#### Supplied entries

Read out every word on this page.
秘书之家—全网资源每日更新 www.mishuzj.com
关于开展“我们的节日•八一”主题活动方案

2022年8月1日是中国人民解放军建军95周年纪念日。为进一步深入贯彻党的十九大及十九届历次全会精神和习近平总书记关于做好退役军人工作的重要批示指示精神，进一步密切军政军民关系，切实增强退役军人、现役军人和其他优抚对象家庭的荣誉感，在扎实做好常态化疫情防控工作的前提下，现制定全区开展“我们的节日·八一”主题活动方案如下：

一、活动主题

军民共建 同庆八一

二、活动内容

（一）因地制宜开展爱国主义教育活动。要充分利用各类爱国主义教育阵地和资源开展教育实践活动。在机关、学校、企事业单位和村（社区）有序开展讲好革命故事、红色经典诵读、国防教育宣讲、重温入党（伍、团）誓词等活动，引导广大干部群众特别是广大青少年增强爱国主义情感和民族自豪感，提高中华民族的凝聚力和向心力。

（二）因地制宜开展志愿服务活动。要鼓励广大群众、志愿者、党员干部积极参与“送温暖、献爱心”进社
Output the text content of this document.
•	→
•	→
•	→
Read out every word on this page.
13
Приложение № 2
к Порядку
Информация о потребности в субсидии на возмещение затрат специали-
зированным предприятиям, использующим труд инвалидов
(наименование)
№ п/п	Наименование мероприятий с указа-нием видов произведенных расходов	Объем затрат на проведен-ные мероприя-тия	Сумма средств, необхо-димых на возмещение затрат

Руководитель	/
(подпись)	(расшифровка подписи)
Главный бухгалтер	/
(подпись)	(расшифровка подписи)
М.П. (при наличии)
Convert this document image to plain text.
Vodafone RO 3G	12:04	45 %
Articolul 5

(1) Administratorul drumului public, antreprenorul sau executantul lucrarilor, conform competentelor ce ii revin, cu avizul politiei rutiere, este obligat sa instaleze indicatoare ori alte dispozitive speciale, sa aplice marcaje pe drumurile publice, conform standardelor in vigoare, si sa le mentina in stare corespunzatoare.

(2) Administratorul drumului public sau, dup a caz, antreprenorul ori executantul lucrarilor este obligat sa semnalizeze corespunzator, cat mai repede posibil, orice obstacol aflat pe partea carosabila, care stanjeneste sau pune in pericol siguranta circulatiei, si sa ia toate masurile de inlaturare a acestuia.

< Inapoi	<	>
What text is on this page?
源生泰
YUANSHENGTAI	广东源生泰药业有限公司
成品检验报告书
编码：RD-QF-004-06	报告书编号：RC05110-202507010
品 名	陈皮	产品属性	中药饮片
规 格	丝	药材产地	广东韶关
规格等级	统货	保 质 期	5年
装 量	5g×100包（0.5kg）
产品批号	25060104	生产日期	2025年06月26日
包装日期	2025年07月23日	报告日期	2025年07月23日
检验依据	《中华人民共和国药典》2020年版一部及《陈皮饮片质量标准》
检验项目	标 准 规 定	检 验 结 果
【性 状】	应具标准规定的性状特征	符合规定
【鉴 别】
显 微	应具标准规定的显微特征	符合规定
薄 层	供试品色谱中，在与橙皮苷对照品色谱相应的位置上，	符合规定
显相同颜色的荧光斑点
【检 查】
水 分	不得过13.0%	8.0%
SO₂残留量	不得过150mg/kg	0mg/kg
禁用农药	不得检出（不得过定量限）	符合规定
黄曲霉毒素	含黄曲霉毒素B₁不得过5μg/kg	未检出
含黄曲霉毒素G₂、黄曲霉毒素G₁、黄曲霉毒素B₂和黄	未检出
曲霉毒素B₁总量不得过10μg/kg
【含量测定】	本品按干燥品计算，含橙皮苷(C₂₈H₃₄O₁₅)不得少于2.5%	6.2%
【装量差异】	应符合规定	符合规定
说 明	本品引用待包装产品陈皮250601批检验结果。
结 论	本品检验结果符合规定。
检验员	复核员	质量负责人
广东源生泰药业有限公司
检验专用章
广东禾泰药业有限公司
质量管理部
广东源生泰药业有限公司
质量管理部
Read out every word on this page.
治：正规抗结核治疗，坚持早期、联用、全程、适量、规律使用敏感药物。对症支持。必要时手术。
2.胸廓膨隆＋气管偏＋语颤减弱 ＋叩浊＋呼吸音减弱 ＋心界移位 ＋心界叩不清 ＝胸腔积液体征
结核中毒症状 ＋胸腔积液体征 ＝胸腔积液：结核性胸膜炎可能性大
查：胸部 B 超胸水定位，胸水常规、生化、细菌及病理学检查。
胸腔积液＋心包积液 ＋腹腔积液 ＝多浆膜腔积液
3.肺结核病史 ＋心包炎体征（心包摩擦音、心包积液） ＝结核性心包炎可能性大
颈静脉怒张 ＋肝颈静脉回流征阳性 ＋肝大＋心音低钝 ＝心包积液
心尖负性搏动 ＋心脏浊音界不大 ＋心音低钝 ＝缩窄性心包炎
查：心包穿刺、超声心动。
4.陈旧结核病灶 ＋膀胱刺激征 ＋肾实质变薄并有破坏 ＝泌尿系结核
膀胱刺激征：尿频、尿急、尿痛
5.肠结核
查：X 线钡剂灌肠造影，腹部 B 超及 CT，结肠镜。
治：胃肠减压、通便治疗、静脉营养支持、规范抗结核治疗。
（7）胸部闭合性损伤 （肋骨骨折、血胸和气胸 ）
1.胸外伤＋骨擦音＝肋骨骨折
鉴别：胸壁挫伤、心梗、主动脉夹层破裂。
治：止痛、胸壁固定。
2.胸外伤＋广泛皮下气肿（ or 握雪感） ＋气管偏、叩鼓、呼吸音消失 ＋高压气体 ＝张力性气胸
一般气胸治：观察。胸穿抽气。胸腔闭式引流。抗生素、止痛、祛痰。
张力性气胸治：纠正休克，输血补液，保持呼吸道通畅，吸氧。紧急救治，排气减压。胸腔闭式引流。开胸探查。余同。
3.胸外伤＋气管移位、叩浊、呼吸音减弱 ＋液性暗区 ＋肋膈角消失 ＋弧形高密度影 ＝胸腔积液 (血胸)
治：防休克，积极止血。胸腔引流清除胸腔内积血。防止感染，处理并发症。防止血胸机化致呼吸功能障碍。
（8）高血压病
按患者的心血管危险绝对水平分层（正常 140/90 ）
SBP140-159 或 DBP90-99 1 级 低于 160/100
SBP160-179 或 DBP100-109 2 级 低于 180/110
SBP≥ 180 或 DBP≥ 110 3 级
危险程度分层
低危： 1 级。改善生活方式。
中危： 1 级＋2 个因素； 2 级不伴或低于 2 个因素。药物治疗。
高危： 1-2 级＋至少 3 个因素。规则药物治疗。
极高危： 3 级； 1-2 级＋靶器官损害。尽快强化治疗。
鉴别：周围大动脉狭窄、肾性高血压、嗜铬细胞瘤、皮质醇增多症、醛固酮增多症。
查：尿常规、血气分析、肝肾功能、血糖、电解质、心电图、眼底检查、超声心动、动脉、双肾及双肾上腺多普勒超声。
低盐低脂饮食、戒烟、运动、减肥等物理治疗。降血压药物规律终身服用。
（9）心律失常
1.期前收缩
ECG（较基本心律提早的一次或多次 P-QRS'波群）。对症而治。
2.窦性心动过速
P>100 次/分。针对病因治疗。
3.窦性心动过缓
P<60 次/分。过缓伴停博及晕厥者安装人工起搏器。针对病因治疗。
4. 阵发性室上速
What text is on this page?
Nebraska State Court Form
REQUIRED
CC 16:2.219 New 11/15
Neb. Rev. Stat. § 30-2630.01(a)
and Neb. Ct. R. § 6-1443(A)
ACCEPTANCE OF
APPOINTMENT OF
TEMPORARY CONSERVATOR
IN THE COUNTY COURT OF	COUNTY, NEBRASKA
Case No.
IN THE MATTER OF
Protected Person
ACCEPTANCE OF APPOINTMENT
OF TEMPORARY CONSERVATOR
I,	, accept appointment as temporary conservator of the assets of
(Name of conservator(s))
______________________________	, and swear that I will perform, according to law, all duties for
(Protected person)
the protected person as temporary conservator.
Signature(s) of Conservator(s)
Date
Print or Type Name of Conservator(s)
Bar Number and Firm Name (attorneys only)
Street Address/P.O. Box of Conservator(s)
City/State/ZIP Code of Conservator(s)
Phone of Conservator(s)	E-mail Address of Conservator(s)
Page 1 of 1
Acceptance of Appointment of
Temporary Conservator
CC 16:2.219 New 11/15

########

◆ **Work required**: State the number of lines in the records that contain the string "心音低钝", and nothing more.

◆ **Exercise result**: 2